Given request: Count the lines of the material below that contain the string "nedal", and state only the resulting number.

▬▬▬

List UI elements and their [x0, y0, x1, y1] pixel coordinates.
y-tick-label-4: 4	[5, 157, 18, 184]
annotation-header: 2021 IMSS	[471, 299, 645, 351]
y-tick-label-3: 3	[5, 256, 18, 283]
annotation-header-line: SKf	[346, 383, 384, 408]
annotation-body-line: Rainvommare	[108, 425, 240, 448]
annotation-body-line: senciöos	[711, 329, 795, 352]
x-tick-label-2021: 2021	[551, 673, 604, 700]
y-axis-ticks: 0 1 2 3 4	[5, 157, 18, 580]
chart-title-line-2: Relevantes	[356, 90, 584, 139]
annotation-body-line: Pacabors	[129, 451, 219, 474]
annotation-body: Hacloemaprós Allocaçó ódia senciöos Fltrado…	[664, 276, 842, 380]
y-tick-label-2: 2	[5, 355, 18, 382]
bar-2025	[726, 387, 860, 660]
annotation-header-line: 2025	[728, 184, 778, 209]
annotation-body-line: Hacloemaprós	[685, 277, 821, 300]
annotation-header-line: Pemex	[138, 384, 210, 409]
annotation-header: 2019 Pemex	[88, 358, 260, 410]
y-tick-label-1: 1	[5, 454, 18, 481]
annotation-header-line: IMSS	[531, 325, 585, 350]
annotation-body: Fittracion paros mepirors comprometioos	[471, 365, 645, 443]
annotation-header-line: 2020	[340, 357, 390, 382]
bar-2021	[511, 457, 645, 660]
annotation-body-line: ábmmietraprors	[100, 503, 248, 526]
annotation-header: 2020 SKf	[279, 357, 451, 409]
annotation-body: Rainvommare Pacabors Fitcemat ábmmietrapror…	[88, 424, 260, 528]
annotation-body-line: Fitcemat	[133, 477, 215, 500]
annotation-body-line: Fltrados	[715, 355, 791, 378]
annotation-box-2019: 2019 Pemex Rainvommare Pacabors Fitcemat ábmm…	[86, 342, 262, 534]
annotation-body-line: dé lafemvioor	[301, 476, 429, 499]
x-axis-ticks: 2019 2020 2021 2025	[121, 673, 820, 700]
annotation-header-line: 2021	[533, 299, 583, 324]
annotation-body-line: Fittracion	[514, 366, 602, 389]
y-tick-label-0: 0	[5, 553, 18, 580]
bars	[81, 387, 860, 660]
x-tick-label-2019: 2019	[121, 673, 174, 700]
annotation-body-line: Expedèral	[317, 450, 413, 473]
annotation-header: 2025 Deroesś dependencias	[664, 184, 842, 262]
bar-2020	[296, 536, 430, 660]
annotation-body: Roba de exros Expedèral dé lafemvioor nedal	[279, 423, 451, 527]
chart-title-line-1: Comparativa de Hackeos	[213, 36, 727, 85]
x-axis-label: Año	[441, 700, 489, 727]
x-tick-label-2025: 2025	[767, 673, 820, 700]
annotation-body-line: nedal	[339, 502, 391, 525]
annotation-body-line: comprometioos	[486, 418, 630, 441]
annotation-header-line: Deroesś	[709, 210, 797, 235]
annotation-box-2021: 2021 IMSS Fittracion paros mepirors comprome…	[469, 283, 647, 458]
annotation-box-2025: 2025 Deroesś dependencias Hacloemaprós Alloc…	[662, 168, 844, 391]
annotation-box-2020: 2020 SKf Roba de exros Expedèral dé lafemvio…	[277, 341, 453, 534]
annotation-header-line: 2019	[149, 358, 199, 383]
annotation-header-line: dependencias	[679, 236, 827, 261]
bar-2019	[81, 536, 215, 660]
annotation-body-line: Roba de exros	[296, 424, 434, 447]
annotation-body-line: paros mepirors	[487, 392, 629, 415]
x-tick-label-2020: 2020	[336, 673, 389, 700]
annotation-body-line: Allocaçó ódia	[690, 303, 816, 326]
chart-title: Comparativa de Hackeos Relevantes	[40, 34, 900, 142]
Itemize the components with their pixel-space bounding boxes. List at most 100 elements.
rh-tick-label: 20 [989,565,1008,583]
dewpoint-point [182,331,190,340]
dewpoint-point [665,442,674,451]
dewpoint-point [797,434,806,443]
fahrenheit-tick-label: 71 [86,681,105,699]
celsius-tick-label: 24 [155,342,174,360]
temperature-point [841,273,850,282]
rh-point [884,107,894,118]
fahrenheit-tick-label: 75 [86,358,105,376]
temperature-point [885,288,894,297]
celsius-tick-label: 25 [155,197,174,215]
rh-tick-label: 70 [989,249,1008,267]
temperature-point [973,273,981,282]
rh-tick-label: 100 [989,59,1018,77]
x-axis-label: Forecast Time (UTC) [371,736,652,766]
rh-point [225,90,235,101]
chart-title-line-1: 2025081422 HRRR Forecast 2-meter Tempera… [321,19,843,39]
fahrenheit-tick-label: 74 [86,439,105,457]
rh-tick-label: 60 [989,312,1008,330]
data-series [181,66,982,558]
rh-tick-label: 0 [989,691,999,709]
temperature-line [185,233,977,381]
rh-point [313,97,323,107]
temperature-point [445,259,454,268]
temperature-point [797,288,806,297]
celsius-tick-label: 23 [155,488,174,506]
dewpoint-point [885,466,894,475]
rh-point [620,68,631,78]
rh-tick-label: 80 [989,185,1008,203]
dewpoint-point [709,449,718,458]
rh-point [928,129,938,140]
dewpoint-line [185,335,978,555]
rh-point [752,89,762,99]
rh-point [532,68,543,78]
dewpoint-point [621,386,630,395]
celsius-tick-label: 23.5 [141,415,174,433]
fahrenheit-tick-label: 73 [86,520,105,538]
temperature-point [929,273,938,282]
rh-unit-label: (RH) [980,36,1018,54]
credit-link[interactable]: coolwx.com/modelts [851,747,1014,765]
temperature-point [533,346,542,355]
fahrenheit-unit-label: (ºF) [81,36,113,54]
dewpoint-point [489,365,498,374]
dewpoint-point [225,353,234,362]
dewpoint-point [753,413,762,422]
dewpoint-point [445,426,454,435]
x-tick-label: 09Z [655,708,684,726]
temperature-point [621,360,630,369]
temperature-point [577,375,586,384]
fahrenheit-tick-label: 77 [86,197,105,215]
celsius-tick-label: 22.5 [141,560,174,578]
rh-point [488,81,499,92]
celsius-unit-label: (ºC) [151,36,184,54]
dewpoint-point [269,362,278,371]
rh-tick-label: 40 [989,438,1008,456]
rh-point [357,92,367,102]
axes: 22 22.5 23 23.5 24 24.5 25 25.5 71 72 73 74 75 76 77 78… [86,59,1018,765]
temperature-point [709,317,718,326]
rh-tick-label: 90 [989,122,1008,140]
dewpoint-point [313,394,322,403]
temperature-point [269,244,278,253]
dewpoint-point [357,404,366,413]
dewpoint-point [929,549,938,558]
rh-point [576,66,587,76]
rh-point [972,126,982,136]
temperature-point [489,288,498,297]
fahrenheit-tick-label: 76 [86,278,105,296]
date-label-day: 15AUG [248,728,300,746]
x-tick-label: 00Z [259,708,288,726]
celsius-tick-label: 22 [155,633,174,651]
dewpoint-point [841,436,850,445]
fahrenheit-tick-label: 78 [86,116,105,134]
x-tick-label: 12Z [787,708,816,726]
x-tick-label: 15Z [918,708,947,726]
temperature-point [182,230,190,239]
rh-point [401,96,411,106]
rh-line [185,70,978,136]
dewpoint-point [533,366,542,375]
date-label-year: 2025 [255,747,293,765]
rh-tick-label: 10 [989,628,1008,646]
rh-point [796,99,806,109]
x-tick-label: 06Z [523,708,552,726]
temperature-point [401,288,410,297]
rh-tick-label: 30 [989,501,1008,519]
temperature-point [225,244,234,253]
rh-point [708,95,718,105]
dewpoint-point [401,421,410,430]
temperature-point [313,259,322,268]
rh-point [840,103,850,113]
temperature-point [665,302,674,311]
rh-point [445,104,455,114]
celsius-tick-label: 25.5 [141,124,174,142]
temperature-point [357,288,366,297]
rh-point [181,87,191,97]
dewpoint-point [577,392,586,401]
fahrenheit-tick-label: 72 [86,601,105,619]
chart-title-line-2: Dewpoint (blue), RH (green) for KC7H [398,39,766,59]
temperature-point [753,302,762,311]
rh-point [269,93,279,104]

▬▬▬

Task result: 2